Set problem:
From the records below, copy every line that contains the word "проводится".
** start of Task material **
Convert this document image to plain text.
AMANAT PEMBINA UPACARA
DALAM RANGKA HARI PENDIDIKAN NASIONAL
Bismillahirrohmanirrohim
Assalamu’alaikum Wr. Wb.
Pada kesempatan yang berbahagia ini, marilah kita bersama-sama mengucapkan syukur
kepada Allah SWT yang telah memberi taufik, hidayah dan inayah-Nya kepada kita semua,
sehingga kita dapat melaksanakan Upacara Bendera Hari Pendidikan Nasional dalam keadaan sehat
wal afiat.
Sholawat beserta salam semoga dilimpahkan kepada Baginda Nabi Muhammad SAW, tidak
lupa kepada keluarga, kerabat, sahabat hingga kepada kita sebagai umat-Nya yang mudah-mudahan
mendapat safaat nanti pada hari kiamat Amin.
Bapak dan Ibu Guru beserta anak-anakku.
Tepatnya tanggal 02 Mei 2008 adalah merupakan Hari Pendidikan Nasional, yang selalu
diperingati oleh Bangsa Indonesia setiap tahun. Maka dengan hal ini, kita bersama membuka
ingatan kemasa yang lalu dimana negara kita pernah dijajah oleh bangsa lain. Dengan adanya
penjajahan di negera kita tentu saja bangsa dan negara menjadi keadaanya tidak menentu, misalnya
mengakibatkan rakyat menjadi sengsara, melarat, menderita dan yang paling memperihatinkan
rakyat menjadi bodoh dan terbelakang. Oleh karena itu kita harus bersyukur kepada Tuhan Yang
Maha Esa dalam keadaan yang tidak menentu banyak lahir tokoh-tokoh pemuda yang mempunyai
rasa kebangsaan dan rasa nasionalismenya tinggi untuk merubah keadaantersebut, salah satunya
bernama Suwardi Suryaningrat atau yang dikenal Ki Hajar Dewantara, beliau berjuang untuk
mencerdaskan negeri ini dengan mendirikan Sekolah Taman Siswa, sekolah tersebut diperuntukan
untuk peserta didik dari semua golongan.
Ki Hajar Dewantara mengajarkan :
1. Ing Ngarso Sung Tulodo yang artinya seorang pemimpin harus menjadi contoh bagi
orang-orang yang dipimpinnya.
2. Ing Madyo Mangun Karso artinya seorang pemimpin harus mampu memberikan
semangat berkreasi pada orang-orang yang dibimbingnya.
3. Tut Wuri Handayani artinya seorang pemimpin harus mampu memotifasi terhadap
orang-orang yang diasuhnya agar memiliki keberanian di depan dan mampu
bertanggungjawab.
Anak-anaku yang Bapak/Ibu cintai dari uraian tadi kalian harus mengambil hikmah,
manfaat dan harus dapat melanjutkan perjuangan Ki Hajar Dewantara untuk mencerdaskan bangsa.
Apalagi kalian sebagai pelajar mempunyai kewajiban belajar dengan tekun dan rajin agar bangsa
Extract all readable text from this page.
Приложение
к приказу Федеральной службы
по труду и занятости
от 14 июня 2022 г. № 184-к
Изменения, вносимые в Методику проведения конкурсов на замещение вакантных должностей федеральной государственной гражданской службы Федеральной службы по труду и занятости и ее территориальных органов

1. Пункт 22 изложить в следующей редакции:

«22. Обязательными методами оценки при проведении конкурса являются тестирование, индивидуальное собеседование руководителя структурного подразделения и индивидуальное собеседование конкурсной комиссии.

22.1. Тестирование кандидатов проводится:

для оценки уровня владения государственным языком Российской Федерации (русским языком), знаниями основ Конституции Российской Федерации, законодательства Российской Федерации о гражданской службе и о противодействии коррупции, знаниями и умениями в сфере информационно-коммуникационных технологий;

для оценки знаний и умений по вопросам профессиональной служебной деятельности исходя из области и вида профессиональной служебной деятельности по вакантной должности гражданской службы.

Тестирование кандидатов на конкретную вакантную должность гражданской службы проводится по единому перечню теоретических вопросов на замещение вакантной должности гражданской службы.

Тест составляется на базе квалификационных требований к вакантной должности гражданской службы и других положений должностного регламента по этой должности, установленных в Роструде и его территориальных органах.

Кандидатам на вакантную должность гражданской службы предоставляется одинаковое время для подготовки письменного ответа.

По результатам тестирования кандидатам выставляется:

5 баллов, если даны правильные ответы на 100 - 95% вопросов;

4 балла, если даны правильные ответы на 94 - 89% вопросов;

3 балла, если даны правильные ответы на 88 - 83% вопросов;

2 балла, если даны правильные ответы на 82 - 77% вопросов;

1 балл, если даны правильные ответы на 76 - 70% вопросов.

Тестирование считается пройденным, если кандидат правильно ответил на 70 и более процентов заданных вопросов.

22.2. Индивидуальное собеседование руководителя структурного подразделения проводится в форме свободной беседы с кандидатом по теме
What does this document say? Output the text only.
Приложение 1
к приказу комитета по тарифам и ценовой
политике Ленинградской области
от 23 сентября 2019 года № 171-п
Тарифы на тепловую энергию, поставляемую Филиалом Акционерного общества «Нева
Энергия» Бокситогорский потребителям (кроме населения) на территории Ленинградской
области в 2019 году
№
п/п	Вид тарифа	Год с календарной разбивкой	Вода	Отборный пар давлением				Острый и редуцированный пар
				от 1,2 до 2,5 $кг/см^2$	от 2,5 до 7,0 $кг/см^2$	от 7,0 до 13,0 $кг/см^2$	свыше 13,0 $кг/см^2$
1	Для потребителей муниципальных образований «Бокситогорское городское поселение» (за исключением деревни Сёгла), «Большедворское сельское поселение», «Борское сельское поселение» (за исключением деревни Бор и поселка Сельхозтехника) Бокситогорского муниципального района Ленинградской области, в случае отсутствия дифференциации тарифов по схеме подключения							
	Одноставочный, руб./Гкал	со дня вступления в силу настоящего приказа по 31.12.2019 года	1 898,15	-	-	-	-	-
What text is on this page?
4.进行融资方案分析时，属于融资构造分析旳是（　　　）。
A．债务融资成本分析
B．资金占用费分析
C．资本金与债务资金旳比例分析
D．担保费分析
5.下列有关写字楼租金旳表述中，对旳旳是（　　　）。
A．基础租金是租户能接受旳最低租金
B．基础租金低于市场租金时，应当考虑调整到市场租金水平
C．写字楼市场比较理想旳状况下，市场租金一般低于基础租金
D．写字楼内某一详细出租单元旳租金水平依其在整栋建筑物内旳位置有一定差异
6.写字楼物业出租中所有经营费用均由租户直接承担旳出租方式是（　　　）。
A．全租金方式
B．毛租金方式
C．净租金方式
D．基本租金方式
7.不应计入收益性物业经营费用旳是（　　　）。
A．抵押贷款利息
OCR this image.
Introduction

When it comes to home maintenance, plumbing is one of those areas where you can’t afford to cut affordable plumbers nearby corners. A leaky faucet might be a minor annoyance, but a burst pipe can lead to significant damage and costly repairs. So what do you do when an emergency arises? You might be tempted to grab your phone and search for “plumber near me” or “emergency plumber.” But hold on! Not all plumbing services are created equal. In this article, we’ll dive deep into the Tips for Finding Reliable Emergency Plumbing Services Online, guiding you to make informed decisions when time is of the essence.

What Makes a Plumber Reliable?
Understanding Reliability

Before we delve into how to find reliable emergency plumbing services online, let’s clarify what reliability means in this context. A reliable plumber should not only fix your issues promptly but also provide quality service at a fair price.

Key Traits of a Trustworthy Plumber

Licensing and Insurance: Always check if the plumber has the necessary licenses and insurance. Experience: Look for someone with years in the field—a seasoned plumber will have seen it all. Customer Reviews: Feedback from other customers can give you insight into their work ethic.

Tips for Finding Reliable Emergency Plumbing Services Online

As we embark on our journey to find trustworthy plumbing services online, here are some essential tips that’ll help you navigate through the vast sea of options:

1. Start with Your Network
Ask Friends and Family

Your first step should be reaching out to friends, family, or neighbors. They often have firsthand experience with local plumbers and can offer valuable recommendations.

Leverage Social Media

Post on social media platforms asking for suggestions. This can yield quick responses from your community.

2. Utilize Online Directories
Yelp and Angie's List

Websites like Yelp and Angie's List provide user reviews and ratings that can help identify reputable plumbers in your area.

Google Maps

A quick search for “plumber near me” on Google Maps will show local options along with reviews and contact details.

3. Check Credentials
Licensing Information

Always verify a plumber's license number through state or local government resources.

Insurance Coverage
** end of Task material **
Solved problem:
22.1. Тестирование кандидатов проводится:
Тестирование кандидатов на конкретную вакантную должность гражданской службы проводится по единому перечню теоретических вопросов на замещение вакантной должности гражданской службы.
22.2. Индивидуальное собеседование руководителя структурного подразделения проводится в форме свободной беседы с кандидатом по теме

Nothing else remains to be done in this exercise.